(Items from a data source)
▽

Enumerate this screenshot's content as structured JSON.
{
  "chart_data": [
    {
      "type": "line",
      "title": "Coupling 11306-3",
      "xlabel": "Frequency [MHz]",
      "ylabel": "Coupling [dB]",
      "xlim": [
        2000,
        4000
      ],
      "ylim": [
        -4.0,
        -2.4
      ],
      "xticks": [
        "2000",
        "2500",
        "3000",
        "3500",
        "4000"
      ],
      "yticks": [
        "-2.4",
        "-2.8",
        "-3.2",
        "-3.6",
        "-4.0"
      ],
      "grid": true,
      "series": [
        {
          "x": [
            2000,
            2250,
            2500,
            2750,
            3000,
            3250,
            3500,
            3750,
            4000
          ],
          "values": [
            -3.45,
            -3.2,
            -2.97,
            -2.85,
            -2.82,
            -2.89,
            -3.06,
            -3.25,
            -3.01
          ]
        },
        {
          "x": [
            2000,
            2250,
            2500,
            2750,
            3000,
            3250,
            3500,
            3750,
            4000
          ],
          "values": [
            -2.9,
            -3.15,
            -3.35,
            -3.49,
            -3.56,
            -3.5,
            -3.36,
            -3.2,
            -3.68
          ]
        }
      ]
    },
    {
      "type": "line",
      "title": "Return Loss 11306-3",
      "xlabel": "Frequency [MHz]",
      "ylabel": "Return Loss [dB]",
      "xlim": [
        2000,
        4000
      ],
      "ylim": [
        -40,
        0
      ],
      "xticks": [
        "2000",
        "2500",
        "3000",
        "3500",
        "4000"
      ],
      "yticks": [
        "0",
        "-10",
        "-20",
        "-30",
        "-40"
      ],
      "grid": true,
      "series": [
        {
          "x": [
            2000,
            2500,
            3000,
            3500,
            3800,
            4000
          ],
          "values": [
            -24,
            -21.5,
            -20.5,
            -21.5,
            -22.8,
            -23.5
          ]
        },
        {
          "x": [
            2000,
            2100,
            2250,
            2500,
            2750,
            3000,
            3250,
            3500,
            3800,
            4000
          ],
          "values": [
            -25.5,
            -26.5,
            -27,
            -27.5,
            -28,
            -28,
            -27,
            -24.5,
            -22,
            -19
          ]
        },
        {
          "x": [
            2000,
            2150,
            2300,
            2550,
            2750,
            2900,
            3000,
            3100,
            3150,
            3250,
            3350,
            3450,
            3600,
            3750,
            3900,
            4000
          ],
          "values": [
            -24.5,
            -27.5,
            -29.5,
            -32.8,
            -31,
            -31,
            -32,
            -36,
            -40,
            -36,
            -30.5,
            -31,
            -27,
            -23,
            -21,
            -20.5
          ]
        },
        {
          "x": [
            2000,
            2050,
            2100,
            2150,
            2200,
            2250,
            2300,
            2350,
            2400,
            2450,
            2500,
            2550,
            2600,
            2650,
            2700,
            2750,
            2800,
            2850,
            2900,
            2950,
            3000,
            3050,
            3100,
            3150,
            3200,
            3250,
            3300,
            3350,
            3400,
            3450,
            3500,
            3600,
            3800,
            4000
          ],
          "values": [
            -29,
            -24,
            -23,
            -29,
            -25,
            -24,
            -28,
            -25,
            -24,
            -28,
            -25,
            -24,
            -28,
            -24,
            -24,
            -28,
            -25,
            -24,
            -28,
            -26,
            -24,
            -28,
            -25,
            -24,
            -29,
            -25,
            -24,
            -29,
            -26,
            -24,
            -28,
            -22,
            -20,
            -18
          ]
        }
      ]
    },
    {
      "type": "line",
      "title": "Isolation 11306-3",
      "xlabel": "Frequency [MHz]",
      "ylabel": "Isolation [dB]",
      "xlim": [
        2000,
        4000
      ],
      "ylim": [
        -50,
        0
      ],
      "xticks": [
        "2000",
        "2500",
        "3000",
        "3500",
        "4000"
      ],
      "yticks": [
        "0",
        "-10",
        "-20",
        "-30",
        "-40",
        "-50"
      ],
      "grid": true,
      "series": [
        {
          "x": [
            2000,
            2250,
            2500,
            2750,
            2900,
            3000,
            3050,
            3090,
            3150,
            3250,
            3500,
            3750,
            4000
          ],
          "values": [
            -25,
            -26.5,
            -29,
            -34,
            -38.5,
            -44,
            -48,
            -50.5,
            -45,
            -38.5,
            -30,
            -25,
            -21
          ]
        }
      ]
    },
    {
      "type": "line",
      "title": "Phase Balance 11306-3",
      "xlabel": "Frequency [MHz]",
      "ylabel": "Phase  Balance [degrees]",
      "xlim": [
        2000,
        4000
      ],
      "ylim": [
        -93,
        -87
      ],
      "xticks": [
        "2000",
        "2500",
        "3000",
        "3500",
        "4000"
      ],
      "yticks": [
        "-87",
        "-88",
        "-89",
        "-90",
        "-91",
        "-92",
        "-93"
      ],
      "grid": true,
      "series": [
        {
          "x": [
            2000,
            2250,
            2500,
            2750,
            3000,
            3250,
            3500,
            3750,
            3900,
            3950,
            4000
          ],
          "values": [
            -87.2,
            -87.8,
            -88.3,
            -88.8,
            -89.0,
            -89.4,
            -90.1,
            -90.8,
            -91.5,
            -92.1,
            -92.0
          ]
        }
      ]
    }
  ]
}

△

■ CHALLENGE
Determine the number of lines where the string "Coupling" occurs, and give that number only.

■ ANSWER TO THE PROBLEM
2